The data >>
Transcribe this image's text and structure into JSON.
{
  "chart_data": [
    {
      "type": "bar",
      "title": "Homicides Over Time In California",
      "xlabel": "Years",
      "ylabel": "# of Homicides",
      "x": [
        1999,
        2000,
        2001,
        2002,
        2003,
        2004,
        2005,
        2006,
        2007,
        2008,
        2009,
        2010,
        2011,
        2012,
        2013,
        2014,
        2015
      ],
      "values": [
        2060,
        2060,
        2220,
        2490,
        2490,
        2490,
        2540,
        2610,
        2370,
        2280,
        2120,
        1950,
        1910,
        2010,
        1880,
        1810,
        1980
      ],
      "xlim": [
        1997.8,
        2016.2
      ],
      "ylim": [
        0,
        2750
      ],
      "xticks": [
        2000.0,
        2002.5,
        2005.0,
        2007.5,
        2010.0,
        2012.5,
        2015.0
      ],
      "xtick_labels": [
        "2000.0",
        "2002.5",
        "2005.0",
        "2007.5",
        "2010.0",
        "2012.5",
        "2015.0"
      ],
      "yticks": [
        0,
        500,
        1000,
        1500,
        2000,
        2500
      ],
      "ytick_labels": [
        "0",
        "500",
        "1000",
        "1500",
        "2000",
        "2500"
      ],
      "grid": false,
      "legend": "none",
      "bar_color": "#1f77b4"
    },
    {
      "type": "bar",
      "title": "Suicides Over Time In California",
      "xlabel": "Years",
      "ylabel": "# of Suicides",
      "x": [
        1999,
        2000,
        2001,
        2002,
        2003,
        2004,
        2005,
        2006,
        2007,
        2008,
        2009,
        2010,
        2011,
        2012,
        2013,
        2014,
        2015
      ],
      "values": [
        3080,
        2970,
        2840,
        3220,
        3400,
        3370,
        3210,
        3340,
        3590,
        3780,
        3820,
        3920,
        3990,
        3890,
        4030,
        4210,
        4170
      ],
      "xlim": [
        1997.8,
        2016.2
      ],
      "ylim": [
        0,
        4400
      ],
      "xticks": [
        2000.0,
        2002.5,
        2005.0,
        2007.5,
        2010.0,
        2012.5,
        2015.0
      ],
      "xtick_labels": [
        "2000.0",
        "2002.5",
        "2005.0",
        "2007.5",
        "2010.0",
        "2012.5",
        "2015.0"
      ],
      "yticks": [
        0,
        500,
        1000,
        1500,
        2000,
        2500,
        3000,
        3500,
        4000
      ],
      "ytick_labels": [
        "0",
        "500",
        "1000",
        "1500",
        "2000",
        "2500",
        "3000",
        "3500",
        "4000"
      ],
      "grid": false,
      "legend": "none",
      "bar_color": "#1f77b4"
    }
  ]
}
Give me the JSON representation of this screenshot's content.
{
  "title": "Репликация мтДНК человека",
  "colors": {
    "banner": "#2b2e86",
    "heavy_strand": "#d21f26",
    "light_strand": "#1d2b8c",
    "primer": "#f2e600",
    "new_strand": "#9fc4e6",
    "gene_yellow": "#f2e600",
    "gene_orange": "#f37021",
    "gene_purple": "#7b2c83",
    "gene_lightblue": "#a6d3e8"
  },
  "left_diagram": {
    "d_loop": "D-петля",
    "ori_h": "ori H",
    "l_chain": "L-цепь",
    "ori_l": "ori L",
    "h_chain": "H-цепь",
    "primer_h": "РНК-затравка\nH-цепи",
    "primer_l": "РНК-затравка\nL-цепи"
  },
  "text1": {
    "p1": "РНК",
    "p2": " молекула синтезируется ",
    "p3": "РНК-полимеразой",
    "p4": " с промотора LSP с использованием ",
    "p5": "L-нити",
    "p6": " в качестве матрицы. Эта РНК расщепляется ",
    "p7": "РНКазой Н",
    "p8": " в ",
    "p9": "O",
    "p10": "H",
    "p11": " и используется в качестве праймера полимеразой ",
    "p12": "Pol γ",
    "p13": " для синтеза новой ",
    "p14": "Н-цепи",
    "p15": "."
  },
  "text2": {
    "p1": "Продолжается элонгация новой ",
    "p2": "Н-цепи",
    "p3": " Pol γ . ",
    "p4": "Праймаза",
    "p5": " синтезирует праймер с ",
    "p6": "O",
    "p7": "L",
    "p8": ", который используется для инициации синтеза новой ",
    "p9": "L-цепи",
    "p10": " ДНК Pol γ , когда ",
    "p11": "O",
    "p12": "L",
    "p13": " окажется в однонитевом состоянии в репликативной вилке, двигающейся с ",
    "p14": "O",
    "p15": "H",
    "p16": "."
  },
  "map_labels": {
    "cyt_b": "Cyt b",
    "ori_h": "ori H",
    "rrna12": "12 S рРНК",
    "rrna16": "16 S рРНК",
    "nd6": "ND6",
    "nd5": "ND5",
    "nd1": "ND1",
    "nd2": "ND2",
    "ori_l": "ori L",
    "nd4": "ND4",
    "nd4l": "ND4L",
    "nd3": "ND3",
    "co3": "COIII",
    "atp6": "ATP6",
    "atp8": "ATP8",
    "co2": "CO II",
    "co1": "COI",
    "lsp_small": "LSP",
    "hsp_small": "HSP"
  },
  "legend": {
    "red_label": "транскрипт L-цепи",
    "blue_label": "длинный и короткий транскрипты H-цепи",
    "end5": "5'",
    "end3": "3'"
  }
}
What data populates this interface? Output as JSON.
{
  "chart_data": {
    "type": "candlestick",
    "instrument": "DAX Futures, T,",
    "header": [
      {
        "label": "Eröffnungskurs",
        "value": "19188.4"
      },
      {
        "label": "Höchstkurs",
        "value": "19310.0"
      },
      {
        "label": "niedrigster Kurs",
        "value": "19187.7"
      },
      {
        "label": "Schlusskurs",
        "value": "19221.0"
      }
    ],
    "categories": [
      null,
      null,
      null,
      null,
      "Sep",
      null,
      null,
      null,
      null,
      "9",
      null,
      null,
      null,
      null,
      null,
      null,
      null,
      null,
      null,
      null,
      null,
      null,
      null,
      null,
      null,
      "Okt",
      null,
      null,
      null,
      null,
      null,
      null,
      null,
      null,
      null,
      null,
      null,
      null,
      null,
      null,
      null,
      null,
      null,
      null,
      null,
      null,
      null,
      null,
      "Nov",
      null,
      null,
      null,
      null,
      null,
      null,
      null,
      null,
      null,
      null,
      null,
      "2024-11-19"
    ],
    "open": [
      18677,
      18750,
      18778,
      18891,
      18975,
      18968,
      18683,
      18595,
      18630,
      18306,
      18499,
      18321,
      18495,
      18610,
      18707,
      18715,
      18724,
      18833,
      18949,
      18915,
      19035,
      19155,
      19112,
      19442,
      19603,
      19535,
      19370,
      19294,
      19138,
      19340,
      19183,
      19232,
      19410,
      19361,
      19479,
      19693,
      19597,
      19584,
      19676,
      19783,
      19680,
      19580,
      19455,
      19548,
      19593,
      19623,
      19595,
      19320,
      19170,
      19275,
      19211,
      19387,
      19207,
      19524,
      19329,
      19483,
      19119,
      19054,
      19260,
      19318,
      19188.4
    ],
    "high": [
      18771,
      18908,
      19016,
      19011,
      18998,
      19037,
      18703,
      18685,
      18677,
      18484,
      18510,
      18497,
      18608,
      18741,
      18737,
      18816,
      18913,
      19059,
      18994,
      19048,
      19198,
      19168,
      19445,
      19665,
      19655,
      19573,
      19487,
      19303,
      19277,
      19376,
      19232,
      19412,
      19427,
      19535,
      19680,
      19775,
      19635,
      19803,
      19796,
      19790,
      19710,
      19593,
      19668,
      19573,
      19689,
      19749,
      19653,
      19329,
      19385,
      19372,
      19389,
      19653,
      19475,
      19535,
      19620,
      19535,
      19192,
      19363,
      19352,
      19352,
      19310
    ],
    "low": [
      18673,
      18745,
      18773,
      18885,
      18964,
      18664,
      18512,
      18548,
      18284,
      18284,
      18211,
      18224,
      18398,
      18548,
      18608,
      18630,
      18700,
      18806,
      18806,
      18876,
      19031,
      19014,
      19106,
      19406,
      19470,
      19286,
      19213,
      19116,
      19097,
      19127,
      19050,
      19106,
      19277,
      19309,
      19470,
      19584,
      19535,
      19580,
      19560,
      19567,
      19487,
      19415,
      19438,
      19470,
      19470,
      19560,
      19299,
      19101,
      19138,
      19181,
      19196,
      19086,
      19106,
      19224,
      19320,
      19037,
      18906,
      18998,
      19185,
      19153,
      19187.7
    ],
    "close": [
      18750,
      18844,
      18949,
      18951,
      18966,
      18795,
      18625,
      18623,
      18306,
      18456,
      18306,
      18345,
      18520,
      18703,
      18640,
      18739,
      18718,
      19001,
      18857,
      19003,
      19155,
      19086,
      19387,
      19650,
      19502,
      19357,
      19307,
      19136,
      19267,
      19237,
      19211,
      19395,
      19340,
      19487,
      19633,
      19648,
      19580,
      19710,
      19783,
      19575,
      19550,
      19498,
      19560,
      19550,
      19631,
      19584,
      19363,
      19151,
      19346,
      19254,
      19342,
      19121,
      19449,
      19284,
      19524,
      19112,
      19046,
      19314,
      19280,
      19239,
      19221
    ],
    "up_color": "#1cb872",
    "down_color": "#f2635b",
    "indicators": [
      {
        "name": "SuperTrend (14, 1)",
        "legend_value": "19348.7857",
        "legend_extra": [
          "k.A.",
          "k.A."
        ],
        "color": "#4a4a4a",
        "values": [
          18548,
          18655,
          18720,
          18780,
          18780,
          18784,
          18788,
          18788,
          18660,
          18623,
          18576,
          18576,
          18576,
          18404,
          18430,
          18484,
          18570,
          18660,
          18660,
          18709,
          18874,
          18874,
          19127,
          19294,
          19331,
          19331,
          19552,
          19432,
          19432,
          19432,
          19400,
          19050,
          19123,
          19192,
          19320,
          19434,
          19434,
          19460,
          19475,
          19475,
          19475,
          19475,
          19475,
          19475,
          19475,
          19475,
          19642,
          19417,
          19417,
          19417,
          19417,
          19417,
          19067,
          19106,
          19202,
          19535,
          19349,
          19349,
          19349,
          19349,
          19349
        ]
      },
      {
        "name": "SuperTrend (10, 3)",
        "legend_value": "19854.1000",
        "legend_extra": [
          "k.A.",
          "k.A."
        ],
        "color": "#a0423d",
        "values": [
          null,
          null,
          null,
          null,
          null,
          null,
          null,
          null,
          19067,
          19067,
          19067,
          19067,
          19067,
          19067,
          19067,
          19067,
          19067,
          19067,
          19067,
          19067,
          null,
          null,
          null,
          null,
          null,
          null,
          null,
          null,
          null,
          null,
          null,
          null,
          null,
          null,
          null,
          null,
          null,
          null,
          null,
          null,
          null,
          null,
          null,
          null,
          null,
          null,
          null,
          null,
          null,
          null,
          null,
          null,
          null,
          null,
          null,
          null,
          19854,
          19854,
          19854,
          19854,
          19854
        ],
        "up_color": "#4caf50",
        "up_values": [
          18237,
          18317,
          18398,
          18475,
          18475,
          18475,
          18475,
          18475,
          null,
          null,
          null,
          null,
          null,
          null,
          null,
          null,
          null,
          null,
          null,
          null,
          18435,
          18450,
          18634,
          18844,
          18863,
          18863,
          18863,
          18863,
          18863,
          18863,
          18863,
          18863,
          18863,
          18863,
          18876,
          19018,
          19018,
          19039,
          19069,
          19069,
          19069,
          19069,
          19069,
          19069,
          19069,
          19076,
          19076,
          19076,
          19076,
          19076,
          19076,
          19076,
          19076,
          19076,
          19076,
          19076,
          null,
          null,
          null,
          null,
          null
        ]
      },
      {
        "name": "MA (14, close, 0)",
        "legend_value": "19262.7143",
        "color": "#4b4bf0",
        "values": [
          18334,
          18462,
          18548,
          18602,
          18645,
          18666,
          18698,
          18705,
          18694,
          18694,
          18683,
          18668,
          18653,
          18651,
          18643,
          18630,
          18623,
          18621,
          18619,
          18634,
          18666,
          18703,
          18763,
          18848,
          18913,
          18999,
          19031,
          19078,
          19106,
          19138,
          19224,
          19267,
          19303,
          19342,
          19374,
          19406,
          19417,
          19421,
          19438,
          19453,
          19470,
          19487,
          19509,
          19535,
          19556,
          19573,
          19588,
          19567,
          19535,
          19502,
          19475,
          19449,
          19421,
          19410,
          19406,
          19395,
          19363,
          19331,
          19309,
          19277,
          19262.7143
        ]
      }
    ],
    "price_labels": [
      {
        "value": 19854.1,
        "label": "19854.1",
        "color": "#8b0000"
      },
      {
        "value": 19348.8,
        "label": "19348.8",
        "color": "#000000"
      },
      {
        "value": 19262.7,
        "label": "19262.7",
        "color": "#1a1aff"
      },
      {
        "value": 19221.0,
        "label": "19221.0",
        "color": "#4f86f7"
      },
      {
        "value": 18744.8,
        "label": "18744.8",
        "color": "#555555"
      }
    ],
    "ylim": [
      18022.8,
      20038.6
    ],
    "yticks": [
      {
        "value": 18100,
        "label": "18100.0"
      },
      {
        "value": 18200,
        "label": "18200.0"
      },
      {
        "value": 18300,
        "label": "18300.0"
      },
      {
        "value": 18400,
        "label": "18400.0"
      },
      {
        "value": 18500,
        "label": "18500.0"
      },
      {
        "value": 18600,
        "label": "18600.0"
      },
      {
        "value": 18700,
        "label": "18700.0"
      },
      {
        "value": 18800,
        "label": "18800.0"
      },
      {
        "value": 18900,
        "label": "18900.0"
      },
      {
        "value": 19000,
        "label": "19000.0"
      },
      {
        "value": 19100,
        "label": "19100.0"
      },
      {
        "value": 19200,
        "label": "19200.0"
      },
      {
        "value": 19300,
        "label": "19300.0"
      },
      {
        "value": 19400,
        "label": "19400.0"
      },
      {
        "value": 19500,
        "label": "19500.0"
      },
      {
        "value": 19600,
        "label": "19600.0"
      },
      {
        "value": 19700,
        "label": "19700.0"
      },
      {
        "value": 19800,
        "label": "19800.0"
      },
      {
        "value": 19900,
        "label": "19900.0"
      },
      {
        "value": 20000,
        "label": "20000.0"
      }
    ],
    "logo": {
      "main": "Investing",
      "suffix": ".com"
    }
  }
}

Stated problem >> Locate the string "Over" in the listing above and copy every line where it occurs.

Result of this task >>
      "title": "Homicides Over Time In California",
      "title": "Suicides Over Time In California",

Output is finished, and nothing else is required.